/---

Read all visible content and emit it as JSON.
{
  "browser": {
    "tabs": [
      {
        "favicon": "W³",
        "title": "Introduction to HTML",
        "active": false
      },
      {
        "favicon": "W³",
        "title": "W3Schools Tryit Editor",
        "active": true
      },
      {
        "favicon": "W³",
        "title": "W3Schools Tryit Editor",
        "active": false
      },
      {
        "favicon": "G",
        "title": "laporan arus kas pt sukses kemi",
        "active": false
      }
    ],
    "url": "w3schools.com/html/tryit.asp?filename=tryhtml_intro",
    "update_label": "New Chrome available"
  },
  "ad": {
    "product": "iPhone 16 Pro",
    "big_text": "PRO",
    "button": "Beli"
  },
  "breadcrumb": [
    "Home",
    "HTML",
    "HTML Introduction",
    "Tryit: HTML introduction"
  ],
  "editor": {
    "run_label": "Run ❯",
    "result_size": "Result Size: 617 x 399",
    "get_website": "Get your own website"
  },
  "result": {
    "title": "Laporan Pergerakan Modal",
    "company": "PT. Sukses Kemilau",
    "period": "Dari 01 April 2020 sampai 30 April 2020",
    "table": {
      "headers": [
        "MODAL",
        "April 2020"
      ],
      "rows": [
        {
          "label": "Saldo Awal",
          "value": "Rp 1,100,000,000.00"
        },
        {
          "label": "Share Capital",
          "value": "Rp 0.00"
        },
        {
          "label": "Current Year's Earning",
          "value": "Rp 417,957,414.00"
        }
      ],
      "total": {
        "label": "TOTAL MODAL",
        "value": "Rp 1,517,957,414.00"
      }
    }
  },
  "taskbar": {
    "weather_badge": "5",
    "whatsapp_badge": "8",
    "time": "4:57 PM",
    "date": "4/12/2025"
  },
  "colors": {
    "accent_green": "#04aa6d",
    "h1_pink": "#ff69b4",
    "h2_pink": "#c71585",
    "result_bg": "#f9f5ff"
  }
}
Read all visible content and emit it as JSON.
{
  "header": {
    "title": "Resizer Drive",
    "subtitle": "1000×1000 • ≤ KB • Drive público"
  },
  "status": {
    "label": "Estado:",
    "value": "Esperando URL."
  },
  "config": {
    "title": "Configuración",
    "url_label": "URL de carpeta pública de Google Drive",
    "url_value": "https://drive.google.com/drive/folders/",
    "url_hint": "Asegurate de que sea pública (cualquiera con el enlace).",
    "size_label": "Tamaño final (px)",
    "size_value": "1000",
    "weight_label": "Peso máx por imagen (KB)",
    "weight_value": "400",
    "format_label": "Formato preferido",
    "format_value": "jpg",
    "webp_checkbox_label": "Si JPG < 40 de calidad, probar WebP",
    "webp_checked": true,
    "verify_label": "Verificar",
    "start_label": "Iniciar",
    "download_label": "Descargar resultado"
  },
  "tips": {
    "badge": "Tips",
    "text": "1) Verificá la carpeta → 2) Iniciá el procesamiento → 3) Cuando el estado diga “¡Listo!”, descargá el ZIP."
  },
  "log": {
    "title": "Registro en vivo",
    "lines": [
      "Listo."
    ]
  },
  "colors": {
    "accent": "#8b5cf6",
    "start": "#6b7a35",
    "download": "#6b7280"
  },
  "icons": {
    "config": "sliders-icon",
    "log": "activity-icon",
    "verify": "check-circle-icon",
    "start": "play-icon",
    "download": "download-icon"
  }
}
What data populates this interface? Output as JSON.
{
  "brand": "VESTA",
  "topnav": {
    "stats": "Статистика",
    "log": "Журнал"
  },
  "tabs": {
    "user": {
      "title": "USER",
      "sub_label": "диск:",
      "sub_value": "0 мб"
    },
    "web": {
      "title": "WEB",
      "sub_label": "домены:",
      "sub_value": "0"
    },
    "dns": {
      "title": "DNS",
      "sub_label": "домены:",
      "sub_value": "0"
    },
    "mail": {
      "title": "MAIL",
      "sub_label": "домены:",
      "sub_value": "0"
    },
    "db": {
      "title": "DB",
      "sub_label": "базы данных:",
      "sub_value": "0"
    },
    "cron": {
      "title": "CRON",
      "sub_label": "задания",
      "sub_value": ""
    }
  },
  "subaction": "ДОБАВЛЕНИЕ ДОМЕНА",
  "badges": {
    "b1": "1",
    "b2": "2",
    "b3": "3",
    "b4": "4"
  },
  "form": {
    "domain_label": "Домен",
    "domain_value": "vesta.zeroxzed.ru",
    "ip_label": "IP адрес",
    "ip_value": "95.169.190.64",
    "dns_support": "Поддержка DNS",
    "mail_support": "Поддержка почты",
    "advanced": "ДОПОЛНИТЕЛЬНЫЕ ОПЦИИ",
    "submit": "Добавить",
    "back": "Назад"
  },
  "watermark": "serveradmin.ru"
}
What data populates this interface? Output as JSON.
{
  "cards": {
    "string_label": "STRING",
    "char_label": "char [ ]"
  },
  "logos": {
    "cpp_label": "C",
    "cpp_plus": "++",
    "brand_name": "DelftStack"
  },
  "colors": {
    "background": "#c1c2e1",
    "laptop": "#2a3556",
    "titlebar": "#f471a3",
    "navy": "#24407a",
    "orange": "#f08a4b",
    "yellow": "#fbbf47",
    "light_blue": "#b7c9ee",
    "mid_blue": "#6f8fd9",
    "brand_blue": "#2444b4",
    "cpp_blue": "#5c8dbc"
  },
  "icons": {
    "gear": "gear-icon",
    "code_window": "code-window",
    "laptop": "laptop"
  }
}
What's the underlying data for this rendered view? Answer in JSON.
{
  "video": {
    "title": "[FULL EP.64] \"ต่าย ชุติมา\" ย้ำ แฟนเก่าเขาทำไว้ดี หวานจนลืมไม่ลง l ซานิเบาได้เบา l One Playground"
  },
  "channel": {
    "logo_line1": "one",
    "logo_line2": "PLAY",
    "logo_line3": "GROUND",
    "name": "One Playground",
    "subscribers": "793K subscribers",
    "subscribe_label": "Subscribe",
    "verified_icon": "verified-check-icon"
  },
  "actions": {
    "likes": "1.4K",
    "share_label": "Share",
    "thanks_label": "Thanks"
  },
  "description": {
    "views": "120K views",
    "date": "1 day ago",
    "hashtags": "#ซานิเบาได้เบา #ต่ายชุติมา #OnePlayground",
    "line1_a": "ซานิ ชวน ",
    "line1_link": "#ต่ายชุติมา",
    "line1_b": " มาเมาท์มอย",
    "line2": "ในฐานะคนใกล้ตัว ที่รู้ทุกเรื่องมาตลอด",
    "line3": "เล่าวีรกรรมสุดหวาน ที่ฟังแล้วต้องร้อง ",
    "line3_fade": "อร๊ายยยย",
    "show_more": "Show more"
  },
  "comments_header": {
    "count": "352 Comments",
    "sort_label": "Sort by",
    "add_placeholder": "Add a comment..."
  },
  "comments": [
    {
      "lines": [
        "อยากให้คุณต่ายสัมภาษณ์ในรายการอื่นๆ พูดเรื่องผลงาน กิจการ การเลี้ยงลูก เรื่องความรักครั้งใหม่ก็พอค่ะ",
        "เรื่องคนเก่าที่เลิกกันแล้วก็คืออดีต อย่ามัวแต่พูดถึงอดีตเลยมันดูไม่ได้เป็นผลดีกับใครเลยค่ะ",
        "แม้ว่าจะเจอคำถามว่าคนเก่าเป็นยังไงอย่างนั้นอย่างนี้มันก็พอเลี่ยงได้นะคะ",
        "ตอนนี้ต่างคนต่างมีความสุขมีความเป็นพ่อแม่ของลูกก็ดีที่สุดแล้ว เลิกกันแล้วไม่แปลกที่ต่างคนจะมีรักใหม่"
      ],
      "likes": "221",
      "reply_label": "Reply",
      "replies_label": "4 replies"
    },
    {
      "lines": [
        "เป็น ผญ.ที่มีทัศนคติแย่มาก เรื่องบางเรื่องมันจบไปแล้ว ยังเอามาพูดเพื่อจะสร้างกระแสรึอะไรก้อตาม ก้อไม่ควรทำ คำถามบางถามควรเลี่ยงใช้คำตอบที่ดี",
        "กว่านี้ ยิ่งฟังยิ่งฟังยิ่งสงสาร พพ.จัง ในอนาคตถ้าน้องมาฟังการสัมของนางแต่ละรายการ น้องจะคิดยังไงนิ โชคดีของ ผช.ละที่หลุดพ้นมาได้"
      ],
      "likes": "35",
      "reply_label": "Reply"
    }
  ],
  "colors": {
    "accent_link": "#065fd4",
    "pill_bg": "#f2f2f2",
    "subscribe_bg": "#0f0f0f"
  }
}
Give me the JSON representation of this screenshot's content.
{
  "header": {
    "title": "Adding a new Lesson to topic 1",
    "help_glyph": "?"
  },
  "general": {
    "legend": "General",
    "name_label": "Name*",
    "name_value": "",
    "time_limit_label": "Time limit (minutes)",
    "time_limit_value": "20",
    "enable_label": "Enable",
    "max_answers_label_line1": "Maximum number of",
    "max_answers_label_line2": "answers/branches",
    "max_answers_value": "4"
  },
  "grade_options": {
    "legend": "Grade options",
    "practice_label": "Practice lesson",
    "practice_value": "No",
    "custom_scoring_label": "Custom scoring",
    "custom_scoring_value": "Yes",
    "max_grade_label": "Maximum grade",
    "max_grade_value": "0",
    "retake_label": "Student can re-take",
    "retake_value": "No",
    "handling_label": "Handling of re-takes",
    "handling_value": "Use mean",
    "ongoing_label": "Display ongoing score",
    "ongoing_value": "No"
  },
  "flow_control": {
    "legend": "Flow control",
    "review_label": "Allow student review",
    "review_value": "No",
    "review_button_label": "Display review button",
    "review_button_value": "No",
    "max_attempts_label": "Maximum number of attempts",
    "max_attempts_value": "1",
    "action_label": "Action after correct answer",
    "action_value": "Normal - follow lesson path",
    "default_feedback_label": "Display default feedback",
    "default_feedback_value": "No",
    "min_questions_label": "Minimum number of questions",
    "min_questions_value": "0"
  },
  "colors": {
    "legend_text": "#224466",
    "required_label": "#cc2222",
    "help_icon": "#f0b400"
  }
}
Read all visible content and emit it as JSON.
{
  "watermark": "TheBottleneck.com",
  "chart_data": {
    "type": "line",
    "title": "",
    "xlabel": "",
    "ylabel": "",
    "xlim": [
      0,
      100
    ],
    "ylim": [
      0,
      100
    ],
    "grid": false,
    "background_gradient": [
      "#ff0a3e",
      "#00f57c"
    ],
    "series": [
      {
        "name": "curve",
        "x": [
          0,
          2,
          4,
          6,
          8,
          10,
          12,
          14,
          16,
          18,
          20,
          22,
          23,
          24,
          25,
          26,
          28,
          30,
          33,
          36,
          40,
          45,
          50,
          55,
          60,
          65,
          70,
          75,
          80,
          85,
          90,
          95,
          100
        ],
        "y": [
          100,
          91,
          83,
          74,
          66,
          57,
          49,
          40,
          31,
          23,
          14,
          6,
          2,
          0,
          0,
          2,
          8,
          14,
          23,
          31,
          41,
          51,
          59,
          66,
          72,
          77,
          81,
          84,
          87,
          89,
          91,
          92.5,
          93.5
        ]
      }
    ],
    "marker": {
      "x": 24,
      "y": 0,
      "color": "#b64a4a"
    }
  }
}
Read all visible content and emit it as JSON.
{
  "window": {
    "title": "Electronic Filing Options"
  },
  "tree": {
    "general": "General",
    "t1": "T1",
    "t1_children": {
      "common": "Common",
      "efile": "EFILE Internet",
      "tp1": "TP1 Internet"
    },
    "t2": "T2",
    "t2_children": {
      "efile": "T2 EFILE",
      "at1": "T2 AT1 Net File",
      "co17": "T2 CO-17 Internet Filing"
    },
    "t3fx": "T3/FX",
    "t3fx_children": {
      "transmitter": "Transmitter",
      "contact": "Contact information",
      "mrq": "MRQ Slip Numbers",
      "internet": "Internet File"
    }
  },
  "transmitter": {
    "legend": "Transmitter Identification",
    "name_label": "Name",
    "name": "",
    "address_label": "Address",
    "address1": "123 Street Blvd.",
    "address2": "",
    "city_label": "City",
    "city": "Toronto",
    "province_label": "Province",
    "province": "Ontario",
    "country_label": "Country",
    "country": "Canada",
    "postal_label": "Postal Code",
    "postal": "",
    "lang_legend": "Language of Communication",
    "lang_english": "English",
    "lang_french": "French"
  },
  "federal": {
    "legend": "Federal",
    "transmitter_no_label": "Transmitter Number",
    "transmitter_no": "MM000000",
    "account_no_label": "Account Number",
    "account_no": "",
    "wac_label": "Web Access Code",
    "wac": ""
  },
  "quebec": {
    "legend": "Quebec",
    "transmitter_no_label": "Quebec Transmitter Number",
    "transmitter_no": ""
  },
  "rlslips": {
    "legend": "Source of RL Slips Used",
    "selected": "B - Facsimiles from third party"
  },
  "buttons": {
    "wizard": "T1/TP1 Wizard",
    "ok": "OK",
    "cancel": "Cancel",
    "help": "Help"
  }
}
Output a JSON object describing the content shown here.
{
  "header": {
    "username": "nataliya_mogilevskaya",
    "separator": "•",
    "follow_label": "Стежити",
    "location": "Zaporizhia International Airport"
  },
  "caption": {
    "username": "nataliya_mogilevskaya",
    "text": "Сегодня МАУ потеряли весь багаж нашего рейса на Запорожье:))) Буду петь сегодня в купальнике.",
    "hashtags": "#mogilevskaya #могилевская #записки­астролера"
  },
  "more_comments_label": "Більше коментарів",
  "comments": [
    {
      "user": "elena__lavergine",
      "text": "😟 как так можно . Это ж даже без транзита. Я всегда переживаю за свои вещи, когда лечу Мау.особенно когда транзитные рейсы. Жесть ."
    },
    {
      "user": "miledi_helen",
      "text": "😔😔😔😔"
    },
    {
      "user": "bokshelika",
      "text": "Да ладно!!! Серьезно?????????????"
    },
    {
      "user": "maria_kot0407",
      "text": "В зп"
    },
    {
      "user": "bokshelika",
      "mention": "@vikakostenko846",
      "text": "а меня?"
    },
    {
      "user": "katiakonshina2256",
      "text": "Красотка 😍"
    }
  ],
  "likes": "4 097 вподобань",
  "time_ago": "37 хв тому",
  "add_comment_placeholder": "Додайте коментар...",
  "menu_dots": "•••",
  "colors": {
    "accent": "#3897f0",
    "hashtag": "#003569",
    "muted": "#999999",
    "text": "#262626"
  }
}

\---

**Instructions to follow**
Check every line of the data above for the string "Share", and copy those that have it.

**Exercise response**
          "label": "Share Capital",
    "share_label": "Share",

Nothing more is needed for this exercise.